## Your task
Retype all material exactly. Pictures stay out of the copy.

## Records
##############################
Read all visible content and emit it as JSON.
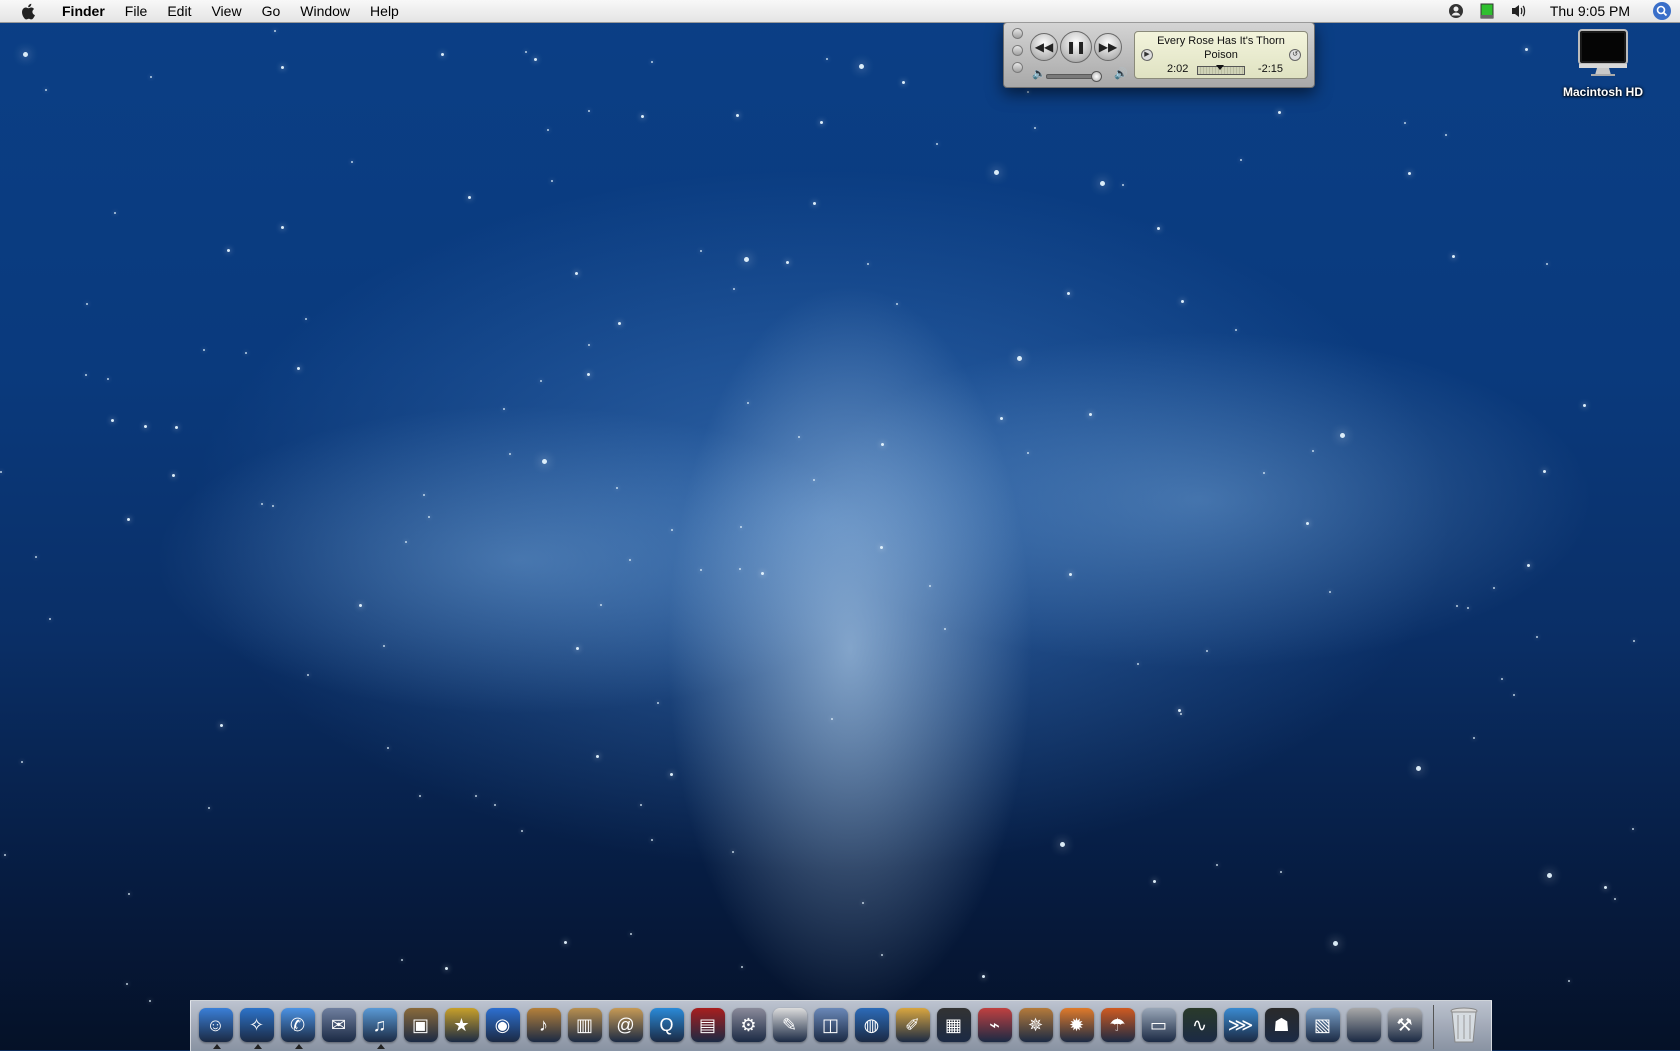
{
  "menubar": {
    "apple_icon": "apple-logo-icon",
    "app_name": "Finder",
    "menus": [
      "File",
      "Edit",
      "View",
      "Go",
      "Window",
      "Help"
    ],
    "status_icons": [
      "account-icon",
      "battery-icon",
      "volume-icon"
    ],
    "clock": "Thu 9:05 PM",
    "spotlight_icon": "spotlight-search-icon"
  },
  "mini_player": {
    "track_title": "Every Rose Has It's Thorn",
    "artist": "Poison",
    "elapsed": "2:02",
    "remaining": "-2:15",
    "progress_fraction": 0.48,
    "volume_fraction": 1.0,
    "controls": [
      "rewind-icon",
      "pause-icon",
      "fast-forward-icon"
    ]
  },
  "desktop_icons": [
    {
      "label": "Macintosh HD",
      "icon": "imac-drive-icon"
    }
  ],
  "dock": {
    "apps": [
      {
        "icon": "finder-icon",
        "running": true,
        "color": "#3a7fd8"
      },
      {
        "icon": "safari-icon",
        "running": true,
        "color": "#2d73c9"
      },
      {
        "icon": "ichat-icon",
        "running": true,
        "color": "#4c93e4"
      },
      {
        "icon": "mail-icon",
        "running": false,
        "color": "#6f7f9f"
      },
      {
        "icon": "itunes-icon",
        "running": true,
        "color": "#5a9ad6"
      },
      {
        "icon": "iphoto-icon",
        "running": false,
        "color": "#8a6a3a"
      },
      {
        "icon": "imovie-star-icon",
        "running": false,
        "color": "#c8a02a"
      },
      {
        "icon": "dvd-player-icon",
        "running": false,
        "color": "#2d6fd0"
      },
      {
        "icon": "garageband-icon",
        "running": false,
        "color": "#b5803a"
      },
      {
        "icon": "keynote-icon",
        "running": false,
        "color": "#b98f4f"
      },
      {
        "icon": "address-book-icon",
        "running": false,
        "color": "#c79a55"
      },
      {
        "icon": "quicktime-icon",
        "running": false,
        "color": "#2a8ad8"
      },
      {
        "icon": "photo-booth-icon",
        "running": false,
        "color": "#a81e1e"
      },
      {
        "icon": "automator-icon",
        "running": false,
        "color": "#8a8a9a"
      },
      {
        "icon": "textedit-icon",
        "running": false,
        "color": "#dcdcdc"
      },
      {
        "icon": "preview-icon",
        "running": false,
        "color": "#6a88b8"
      },
      {
        "icon": "google-earth-icon",
        "running": false,
        "color": "#2c6bb8"
      },
      {
        "icon": "pages-icon",
        "running": false,
        "color": "#d9a640"
      },
      {
        "icon": "film-clapper-icon",
        "running": false,
        "color": "#333333"
      },
      {
        "icon": "hair-dryer-icon",
        "running": false,
        "color": "#c04040"
      },
      {
        "icon": "ship-wheel-icon",
        "running": false,
        "color": "#b57a3a"
      },
      {
        "icon": "fish-cog-icon",
        "running": false,
        "color": "#e07a2a"
      },
      {
        "icon": "umbrella-icon",
        "running": false,
        "color": "#d05a20"
      },
      {
        "icon": "classic-mac-icon",
        "running": false,
        "color": "#9aa7b8"
      },
      {
        "icon": "activity-monitor-icon",
        "running": false,
        "color": "#2a3a2a"
      },
      {
        "icon": "fish-icon",
        "running": false,
        "color": "#3a8ad0"
      },
      {
        "icon": "cat-icon",
        "running": false,
        "color": "#2a2a2a"
      },
      {
        "icon": "software-update-icon",
        "running": false,
        "color": "#7aa0c8"
      },
      {
        "icon": "system-preferences-icon",
        "running": false,
        "color": "#a8a8a8"
      },
      {
        "icon": "utility-tool-icon",
        "running": false,
        "color": "#b0b0b0"
      }
    ],
    "trash_icon": "trash-icon"
  }
}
##############################
## Result
Read all visible content and emit it as JSON.
{
  "menubar": {
    "apple_icon": "apple-logo-icon",
    "app_name": "Finder",
    "menus": [
      "File",
      "Edit",
      "View",
      "Go",
      "Window",
      "Help"
    ],
    "status_icons": [
      "account-icon",
      "battery-icon",
      "volume-icon"
    ],
    "clock": "Thu 9:05 PM",
    "spotlight_icon": "spotlight-search-icon"
  },
  "mini_player": {
    "track_title": "Every Rose Has It's Thorn",
    "artist": "Poison",
    "elapsed": "2:02",
    "remaining": "-2:15",
    "progress_fraction": 0.48,
    "volume_fraction": 1.0,
    "controls": [
      "rewind-icon",
      "pause-icon",
      "fast-forward-icon"
    ]
  },
  "desktop_icons": [
    {
      "label": "Macintosh HD",
      "icon": "imac-drive-icon"
    }
  ],
  "dock": {
    "apps": [
      {
        "icon": "finder-icon",
        "running": true,
        "color": "#3a7fd8"
      },
      {
        "icon": "safari-icon",
        "running": true,
        "color": "#2d73c9"
      },
      {
        "icon": "ichat-icon",
        "running": true,
        "color": "#4c93e4"
      },
      {
        "icon": "mail-icon",
        "running": false,
        "color": "#6f7f9f"
      },
      {
        "icon": "itunes-icon",
        "running": true,
        "color": "#5a9ad6"
      },
      {
        "icon": "iphoto-icon",
        "running": false,
        "color": "#8a6a3a"
      },
      {
        "icon": "imovie-star-icon",
        "running": false,
        "color": "#c8a02a"
      },
      {
        "icon": "dvd-player-icon",
        "running": false,
        "color": "#2d6fd0"
      },
      {
        "icon": "garageband-icon",
        "running": false,
        "color": "#b5803a"
      },
      {
        "icon": "keynote-icon",
        "running": false,
        "color": "#b98f4f"
      },
      {
        "icon": "address-book-icon",
        "running": false,
        "color": "#c79a55"
      },
      {
        "icon": "quicktime-icon",
        "running": false,
        "color": "#2a8ad8"
      },
      {
        "icon": "photo-booth-icon",
        "running": false,
        "color": "#a81e1e"
      },
      {
        "icon": "automator-icon",
        "running": false,
        "color": "#8a8a9a"
      },
      {
        "icon": "textedit-icon",
        "running": false,
        "color": "#dcdcdc"
      },
      {
        "icon": "preview-icon",
        "running": false,
        "color": "#6a88b8"
      },
      {
        "icon": "google-earth-icon",
        "running": false,
        "color": "#2c6bb8"
      },
      {
        "icon": "pages-icon",
        "running": false,
        "color": "#d9a640"
      },
      {
        "icon": "film-clapper-icon",
        "running": false,
        "color": "#333333"
      },
      {
        "icon": "hair-dryer-icon",
        "running": false,
        "color": "#c04040"
      },
      {
        "icon": "ship-wheel-icon",
        "running": false,
        "color": "#b57a3a"
      },
      {
        "icon": "fish-cog-icon",
        "running": false,
        "color": "#e07a2a"
      },
      {
        "icon": "umbrella-icon",
        "running": false,
        "color": "#d05a20"
      },
      {
        "icon": "classic-mac-icon",
        "running": false,
        "color": "#9aa7b8"
      },
      {
        "icon": "activity-monitor-icon",
        "running": false,
        "color": "#2a3a2a"
      },
      {
        "icon": "fish-icon",
        "running": false,
        "color": "#3a8ad0"
      },
      {
        "icon": "cat-icon",
        "running": false,
        "color": "#2a2a2a"
      },
      {
        "icon": "software-update-icon",
        "running": false,
        "color": "#7aa0c8"
      },
      {
        "icon": "system-preferences-icon",
        "running": false,
        "color": "#a8a8a8"
      },
      {
        "icon": "utility-tool-icon",
        "running": false,
        "color": "#b0b0b0"
      }
    ],
    "trash_icon": "trash-icon"
  }
}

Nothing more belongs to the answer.